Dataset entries

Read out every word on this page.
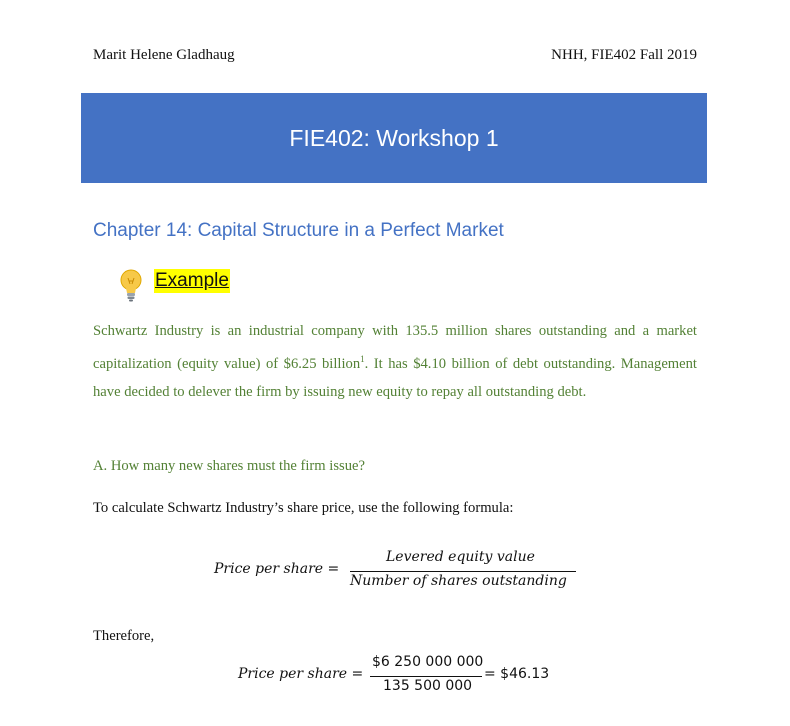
Marit Helene Gladhaug	NHH, FIE402 Fall 2019
FIE402: Workshop 1
Chapter 14: Capital Structure in a Perfect Market
Example
Schwartz Industry is an industrial company with 135.5 million shares outstanding and a market capitalization (equity value) of $6.25 billion$^1$. It has $4.10 billion of debt outstanding. Management have decided to delever the firm by issuing new equity to repay all outstanding debt.
A. How many new shares must the firm issue?
To calculate Schwartz Industry’s share price, use the following formula:
Price per share =
Levered equity value
Number of shares outstanding
Therefore,
Price per share =
$6 250 000 000
135 500 000
= $46.13
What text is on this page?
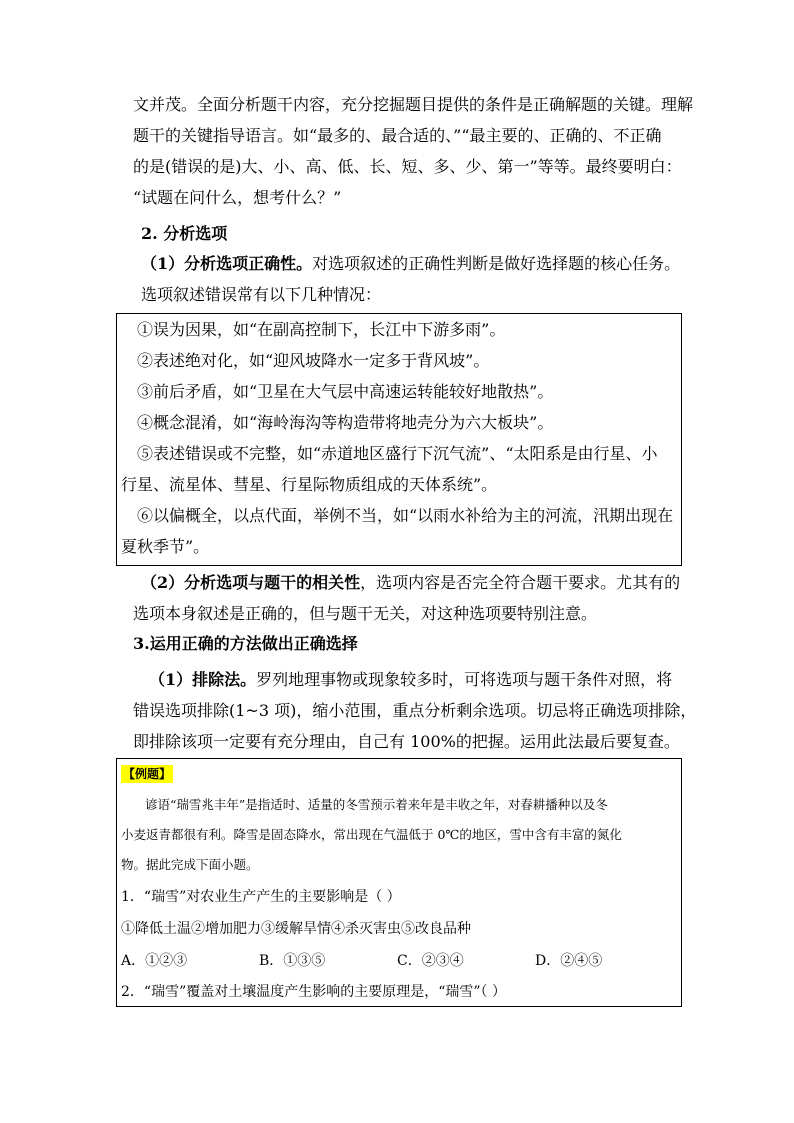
文并茂。全面分析题干内容，充分挖掘题目提供的条件是正确解题的关键。理解
题干的关键指导语言。如“最多的、最合适的、”“最主要的、正确的、不正确
的是(错误的是)大、小、高、低、长、短、多、少、第一”等等。最终要明白：
“试题在问什么，想考什么？”
2. 分析选项
（1）分析选项正确性。对选项叙述的正确性判断是做好选择题的核心任务。
选项叙述错误常有以下几种情况：
①误为因果，如“在副高控制下，长江中下游多雨”。
②表述绝对化，如“迎风坡降水一定多于背风坡”。
③前后矛盾，如“卫星在大气层中高速运转能较好地散热”。
④概念混淆，如“海岭海沟等构造带将地壳分为六大板块”。
⑤表述错误或不完整，如“赤道地区盛行下沉气流”、“太阳系是由行星、小
行星、流星体、彗星、行星际物质组成的天体系统”。
⑥以偏概全，以点代面，举例不当，如“以雨水补给为主的河流，汛期出现在
夏秋季节”。
（2）分析选项与题干的相关性，选项内容是否完全符合题干要求。尤其有的
选项本身叙述是正确的，但与题干无关，对这种选项要特别注意。
3.运用正确的方法做出正确选择
（1）排除法。罗列地理事物或现象较多时，可将选项与题干条件对照，将
错误选项排除(1~3 项)，缩小范围，重点分析剩余选项。切忌将正确选项排除，
即排除该项一定要有充分理由，自己有 100%的把握。运用此法最后要复查。
【例题】
谚语“瑞雪兆丰年”是指适时、适量的冬雪预示着来年是丰收之年，对春耕播种以及冬
小麦返青都很有利。降雪是固态降水，常出现在气温低于 0℃的地区，雪中含有丰富的氮化
物。据此完成下面小题。
1．“瑞雪”对农业生产产生的主要影响是（ ）
①降低土温②增加肥力③缓解旱情④杀灭害虫⑤改良品种
A．①②③	B．①③⑤	C．②③④	D．②④⑤
2．“瑞雪”覆盖对土壤温度产生影响的主要原理是，“瑞雪”（ ）
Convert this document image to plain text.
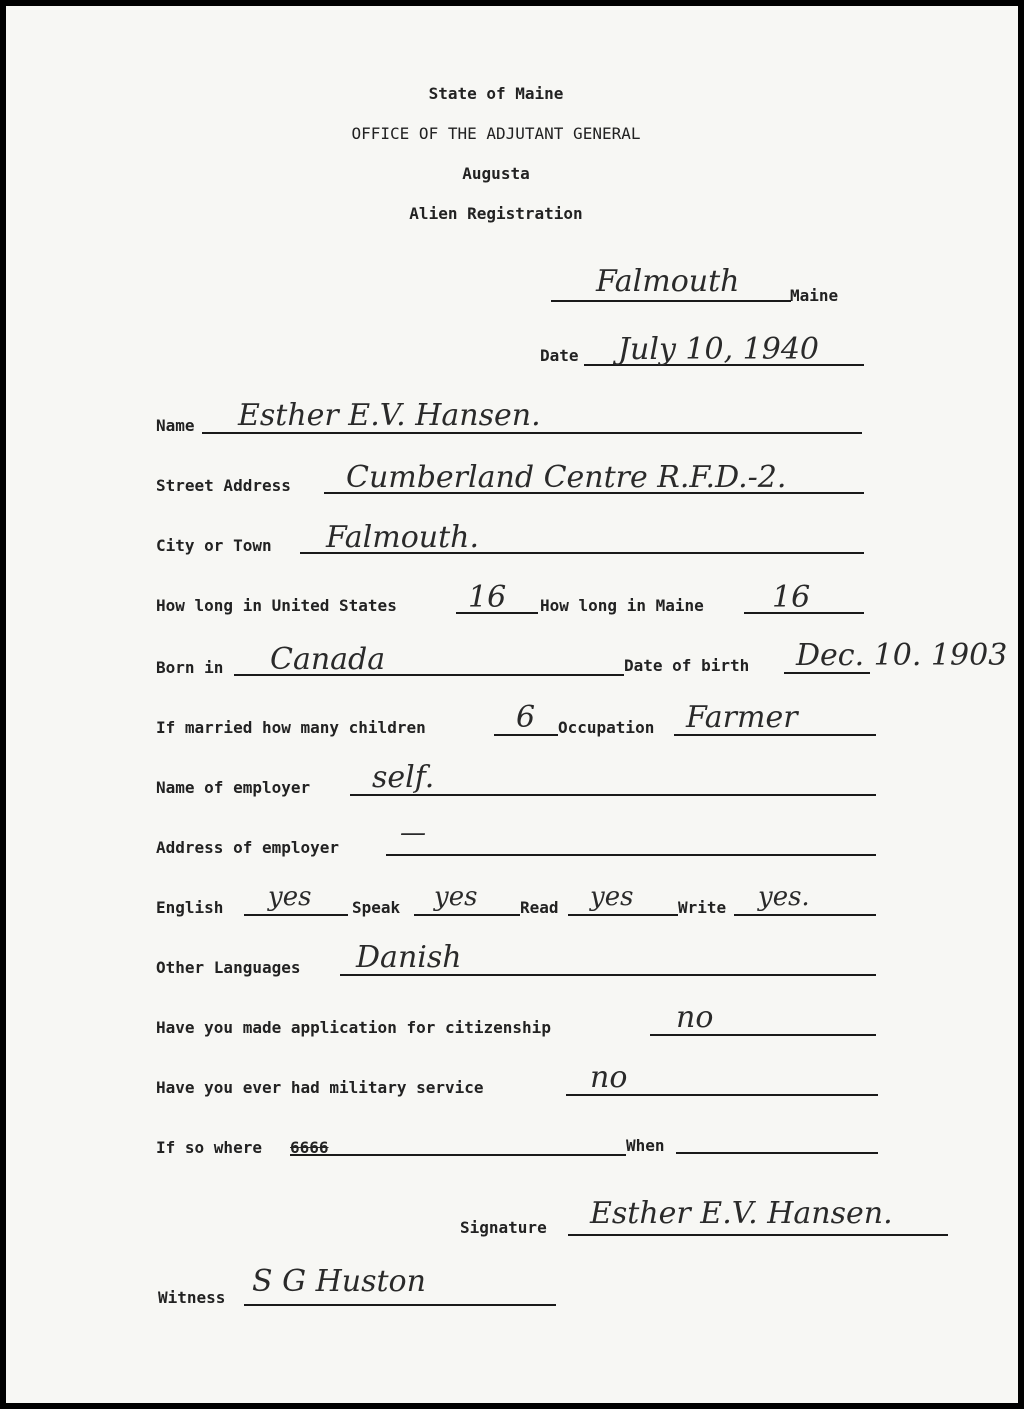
State of Maine
OFFICE OF THE ADJUTANT GENERAL
Augusta
Alien Registration
Falmouth	Maine
Date July 10, 1940
Name Esther E.V. Hansen.
Street Address Cumberland Centre R.F.D.-2.
City or Town Falmouth.
How long in United States 16 How long in Maine 16
Born in Canada	Date of birth Dec. 10. 1903
If married how many children	6 Occupation Farmer
Name of employer self.
Address of employer —
English yes	Speak yes	Read yes	Write yes.
Other Languages Danish
Have you made application for citizenship	no
Have you ever had military service	no
If so where 6666	When
Signature Esther E.V. Hansen.
Witness S G Huston
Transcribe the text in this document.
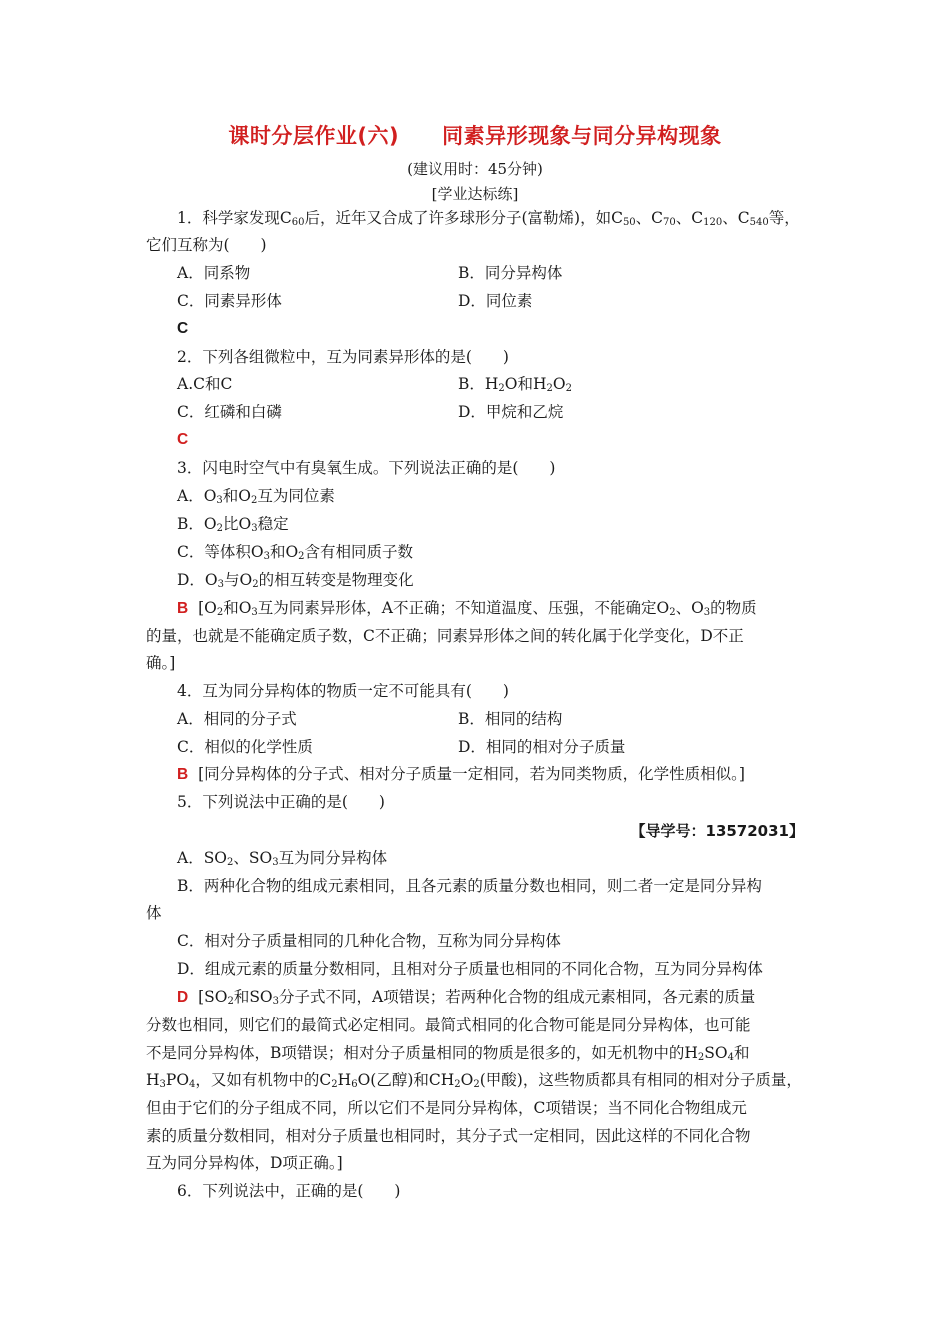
课时分层作业(六)　　同素异形现象与同分异构现象
(建议用时：45分钟)
[学业达标练]
1．科学家发现$C_{60}$后，近年又合成了许多球形分子(富勒烯)，如$C_{50}$、$C_{70}$、$C_{120}$、$C_{540}$等，
它们互称为(　　)
A．同系物	B．同分异构体
C．同素异形体	D．同位素
C
2．下列各组微粒中，互为同素异形体的是(　　)
A.C和C	B．$H_2O$和$H_2O_2$
C．红磷和白磷	D．甲烷和乙烷
C
3．闪电时空气中有臭氧生成。下列说法正确的是(　　)
A．$O_3$和$O_2$互为同位素
B．$O_2$比$O_3$稳定
C．等体积$O_3$和$O_2$含有相同质子数
D．$O_3$与$O_2$的相互转变是物理变化
B [$O_2$和$O_3$互为同素异形体，A不正确；不知道温度、压强，不能确定$O_2$、$O_3$的物质
的量，也就是不能确定质子数，C不正确；同素异形体之间的转化属于化学变化，D不正
确。]
4．互为同分异构体的物质一定不可能具有(　　)
A．相同的分子式	B．相同的结构
C．相似的化学性质	D．相同的相对分子质量
B [同分异构体的分子式、相对分子质量一定相同，若为同类物质，化学性质相似。]
5．下列说法中正确的是(　　)
【导学号：13572031】
A．$SO_2$、$SO_3$互为同分异构体
B．两种化合物的组成元素相同，且各元素的质量分数也相同，则二者一定是同分异构
体
C．相对分子质量相同的几种化合物，互称为同分异构体
D．组成元素的质量分数相同，且相对分子质量也相同的不同化合物，互为同分异构体
D [$SO_2$和$SO_3$分子式不同，A项错误；若两种化合物的组成元素相同，各元素的质量
分数也相同，则它们的最简式必定相同。最简式相同的化合物可能是同分异构体，也可能
不是同分异构体，B项错误；相对分子质量相同的物质是很多的，如无机物中的$H_2SO_4$和
$H_3PO_4$，又如有机物中的$C_2H_6O$(乙醇)和$CH_2O_2$(甲酸)，这些物质都具有相同的相对分子质量，
但由于它们的分子组成不同，所以它们不是同分异构体，C项错误；当不同化合物组成元
素的质量分数相同，相对分子质量也相同时，其分子式一定相同，因此这样的不同化合物
互为同分异构体，D项正确。]
6．下列说法中，正确的是(　　)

Exercise task:
Reproduce each line of the material containing the word "many".

Finished exercise:
A. How many new shares must the firm issue?
If married how many children	6 Occupation Farmer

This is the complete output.